DATA FOR THE TASK:

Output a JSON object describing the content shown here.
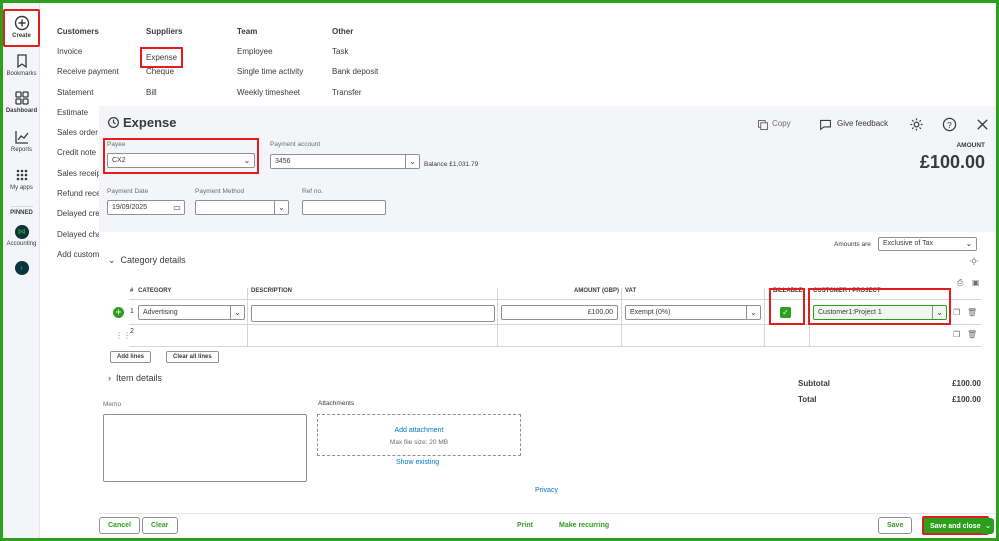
{
  "rail": {
    "items": [
      {
        "label": "Create",
        "icon": "plus-circle-icon"
      },
      {
        "label": "Bookmarks",
        "icon": "bookmark-icon"
      },
      {
        "label": "Dashboard",
        "icon": "dashboard-icon"
      },
      {
        "label": "Reports",
        "icon": "reports-icon"
      },
      {
        "label": "My apps",
        "icon": "apps-grid-icon"
      }
    ],
    "pinned_label": "PINNED",
    "pinned": [
      {
        "label": "Accounting",
        "icon": "accounting-icon"
      },
      {
        "label": "",
        "icon": "app-icon"
      }
    ]
  },
  "menu": {
    "customers": {
      "heading": "Customers",
      "items": [
        "Invoice",
        "Receive payment",
        "Statement",
        "Estimate",
        "Sales order",
        "Credit note",
        "Sales receipt",
        "Refund receipt",
        "Delayed credit",
        "Delayed charge",
        "Add customer"
      ]
    },
    "suppliers": {
      "heading": "Suppliers",
      "items": [
        "Expense",
        "Cheque",
        "Bill"
      ]
    },
    "team": {
      "heading": "Team",
      "items": [
        "Employee",
        "Single time activity",
        "Weekly timesheet"
      ]
    },
    "other": {
      "heading": "Other",
      "items": [
        "Task",
        "Bank deposit",
        "Transfer"
      ]
    }
  },
  "expense": {
    "title": "Expense",
    "copy_label": "Copy",
    "feedback_label": "Give feedback",
    "payee_label": "Payee",
    "payee_value": "CX2",
    "payment_account_label": "Payment account",
    "payment_account_value": "3456",
    "balance_text": "Balance £1,031.79",
    "amount_label": "AMOUNT",
    "amount_value": "£100.00",
    "payment_date_label": "Payment Date",
    "payment_date_value": "19/09/2025",
    "payment_method_label": "Payment Method",
    "payment_method_value": "",
    "ref_label": "Ref no.",
    "ref_value": "",
    "amounts_are_label": "Amounts are",
    "amounts_are_value": "Exclusive of Tax",
    "category_details": "Category details",
    "item_details": "Item details"
  },
  "table": {
    "headers": {
      "num": "#",
      "category": "CATEGORY",
      "description": "DESCRIPTION",
      "amount": "AMOUNT (GBP)",
      "vat": "VAT",
      "billable": "BILLABLE",
      "customer": "CUSTOMER / PROJECT"
    },
    "rows": [
      {
        "num": "1",
        "category": "Advertising",
        "description": "",
        "amount": "£100.00",
        "vat": "Exempt (0%)",
        "billable": true,
        "customer": "Customer1:Project 1"
      },
      {
        "num": "2",
        "category": "",
        "description": "",
        "amount": "",
        "vat": "",
        "billable": false,
        "customer": ""
      }
    ],
    "add_lines": "Add lines",
    "clear_all_lines": "Clear all lines"
  },
  "totals": {
    "subtotal_label": "Subtotal",
    "subtotal_value": "£100.00",
    "total_label": "Total",
    "total_value": "£100.00"
  },
  "memo_label": "Memo",
  "attachments": {
    "label": "Attachments",
    "add": "Add attachment",
    "max": "Max file size: 20 MB",
    "show": "Show existing"
  },
  "privacy": "Privacy",
  "footer": {
    "cancel": "Cancel",
    "clear": "Clear",
    "print": "Print",
    "make_recurring": "Make recurring",
    "save": "Save",
    "save_close": "Save and close"
  },
  "colors": {
    "accent": "#2ca01c",
    "highlight": "#e31c1c",
    "link": "#0077c5"
  }
}
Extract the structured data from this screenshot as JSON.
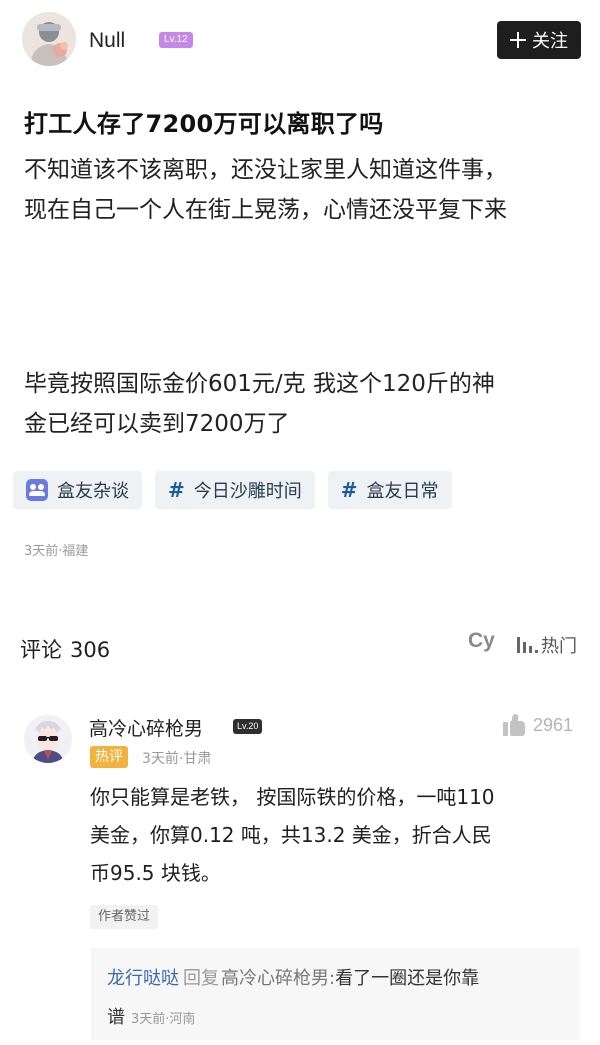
{
  "header": {
    "username": "Null",
    "level": "Lv.12",
    "follow_label": "关注"
  },
  "post": {
    "title": "打工人存了7200万可以离职了吗",
    "paragraph1": [
      "不知道该不该离职，还没让家里人知道这件事，",
      "现在自己一个人在街上晃荡，心情还没平复下来"
    ],
    "paragraph2": [
      "毕竟按照国际金价601元/克  我这个120斤的神",
      "金已经可以卖到7200万了"
    ],
    "tags": [
      {
        "label": "盒友杂谈",
        "icon": "group-icon"
      },
      {
        "label": "今日沙雕时间",
        "icon": "hash-icon"
      },
      {
        "label": "盒友日常",
        "icon": "hash-icon"
      }
    ],
    "meta": "3天前·福建"
  },
  "comments_header": {
    "label": "评论",
    "count": "306",
    "cy_label": "Cy",
    "sort_label": "热门"
  },
  "comment": {
    "username": "高冷心碎枪男",
    "level": "Lv.20",
    "badge": "热评",
    "meta": "3天前·甘肃",
    "likes": "2961",
    "body": [
      "你只能算是老铁，  按国际铁的价格，一吨110",
      "美金，你算0.12 吨，共13.2 美金，折合人民",
      "币95.5 块钱。"
    ],
    "author_liked": "作者赞过",
    "reply": {
      "name": "龙行哒哒",
      "reply_word": "回复",
      "target": "高冷心碎枪男:",
      "text_line1": "看了一圈还是你靠",
      "text_line2": "谱",
      "meta": "3天前·河南"
    }
  },
  "colors": {
    "follow_bg": "#1e1e1e",
    "level_badge": "#c688e8",
    "hot_badge": "#f2b23e",
    "tag_bg": "#eef2f5",
    "reply_name": "#3a6bb2"
  }
}
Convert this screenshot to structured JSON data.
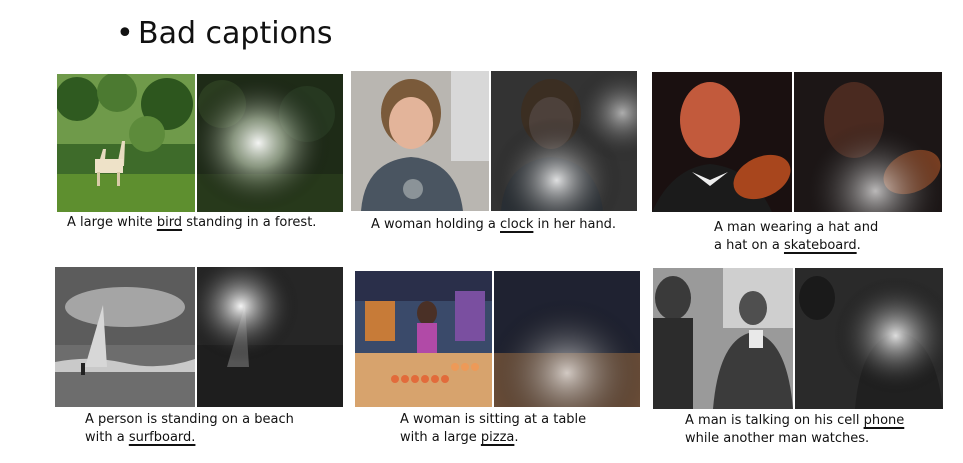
{
  "title": {
    "bullet": "•",
    "text": "Bad captions"
  },
  "panels": [
    {
      "name": "giraffe",
      "caption": {
        "line1_pre": "A large white ",
        "line1_word": "bird",
        "line1_post": " standing in a forest."
      }
    },
    {
      "name": "woman-clock",
      "caption": {
        "line1_pre": "A woman holding a ",
        "line1_word": "clock",
        "line1_post": " in her hand."
      }
    },
    {
      "name": "violinist",
      "caption": {
        "line1": "A man wearing a hat and",
        "line2_pre": "a hat on a ",
        "line2_word": "skateboard",
        "line2_post": "."
      }
    },
    {
      "name": "windsurfer",
      "caption": {
        "line1": "A person is standing on a beach",
        "line2_pre": "with a ",
        "line2_word": "surfboard.",
        "line2_post": ""
      }
    },
    {
      "name": "market",
      "caption": {
        "line1": "A woman is sitting at a table",
        "line2_pre": "with a large ",
        "line2_word": "pizza",
        "line2_post": "."
      }
    },
    {
      "name": "phone",
      "caption": {
        "line1_pre": "A man is talking on his cell ",
        "line1_word": "phone",
        "line1_post": "",
        "line2": "while another man watches."
      }
    }
  ]
}
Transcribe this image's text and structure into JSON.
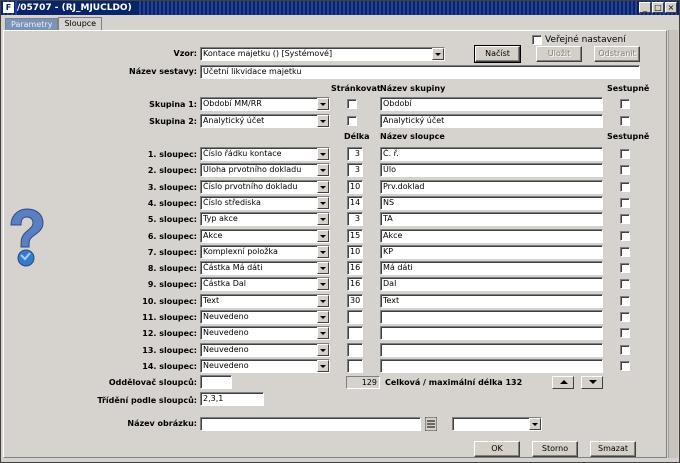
{
  "window": {
    "title": "/05707 - (RJ_MJUCLDO)",
    "app_icon": "forms-icon"
  },
  "tabs": [
    "Parametry",
    "Sloupce"
  ],
  "top": {
    "public_label": "Veřejné nastavení",
    "vzor_label": "Vzor:",
    "vzor_value": "Kontace majetku  ()  [Systémové]",
    "nacist": "Načíst",
    "ulozit": "Uložit",
    "odstranit": "Odstranit",
    "nazev_sestavy_label": "Název sestavy:",
    "nazev_sestavy_value": "Účetní likvidace majetku"
  },
  "groups": {
    "hdr_strankovat": "Stránkovat",
    "hdr_nazev_skupiny": "Název skupiny",
    "hdr_sestupne": "Sestupně",
    "rows": [
      {
        "label": "Skupina 1:",
        "field": "Období MM/RR",
        "name": "Období"
      },
      {
        "label": "Skupina 2:",
        "field": "Analytický účet",
        "name": "Analytický účet"
      }
    ]
  },
  "columns": {
    "hdr_delka": "Délka",
    "hdr_nazev_sloupce": "Název sloupce",
    "hdr_sestupne": "Sestupně",
    "rows": [
      {
        "label": "1. sloupec:",
        "field": "Číslo řádku kontace",
        "len": "3",
        "name": "Č. ř."
      },
      {
        "label": "2. sloupec:",
        "field": "Úloha prvotního dokladu",
        "len": "3",
        "name": "Úlo"
      },
      {
        "label": "3. sloupec:",
        "field": "Číslo prvotního dokladu",
        "len": "10",
        "name": "Prv.doklad"
      },
      {
        "label": "4. sloupec:",
        "field": "Číslo střediska",
        "len": "14",
        "name": "NS"
      },
      {
        "label": "5. sloupec:",
        "field": "Typ akce",
        "len": "3",
        "name": "TA"
      },
      {
        "label": "6. sloupec:",
        "field": "Akce",
        "len": "15",
        "name": "Akce"
      },
      {
        "label": "7. sloupec:",
        "field": "Komplexní položka",
        "len": "10",
        "name": "KP"
      },
      {
        "label": "8. sloupec:",
        "field": "Částka Má dáti",
        "len": "16",
        "name": "Má dáti"
      },
      {
        "label": "9. sloupec:",
        "field": "Částka Dal",
        "len": "16",
        "name": "Dal"
      },
      {
        "label": "10. sloupec:",
        "field": "Text",
        "len": "30",
        "name": "Text"
      },
      {
        "label": "11. sloupec:",
        "field": "Neuvedeno",
        "len": "",
        "name": ""
      },
      {
        "label": "12. sloupec:",
        "field": "Neuvedeno",
        "len": "",
        "name": ""
      },
      {
        "label": "13. sloupec:",
        "field": "Neuvedeno",
        "len": "",
        "name": ""
      },
      {
        "label": "14. sloupec:",
        "field": "Neuvedeno",
        "len": "",
        "name": ""
      }
    ]
  },
  "bottom": {
    "oddelovac_label": "Oddělovač sloupců:",
    "oddelovac_value": "",
    "total_value": "129",
    "total_label": "Celková / maximální délka 132",
    "trideni_label": "Třídění podle sloupců:",
    "trideni_value": "2,3,1",
    "obrazek_label": "Název obrázku:",
    "obrazek_value": "",
    "obrazek_combo": ""
  },
  "buttons": {
    "ok": "OK",
    "storno": "Storno",
    "smazat": "Smazat"
  },
  "icons": {
    "help": "help-question-icon"
  },
  "colors": {
    "titlebar": "#0a246a",
    "tab_inactive": "#7a93b8"
  }
}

GOAL: Search the listing for the word "majetku". Copy every line in which it occurs.

ANSWER BELOW:
    "vzor_value": "Kontace majetku  ()  [Systémové]",
    "nazev_sestavy_value": "Účetní likvidace majetku"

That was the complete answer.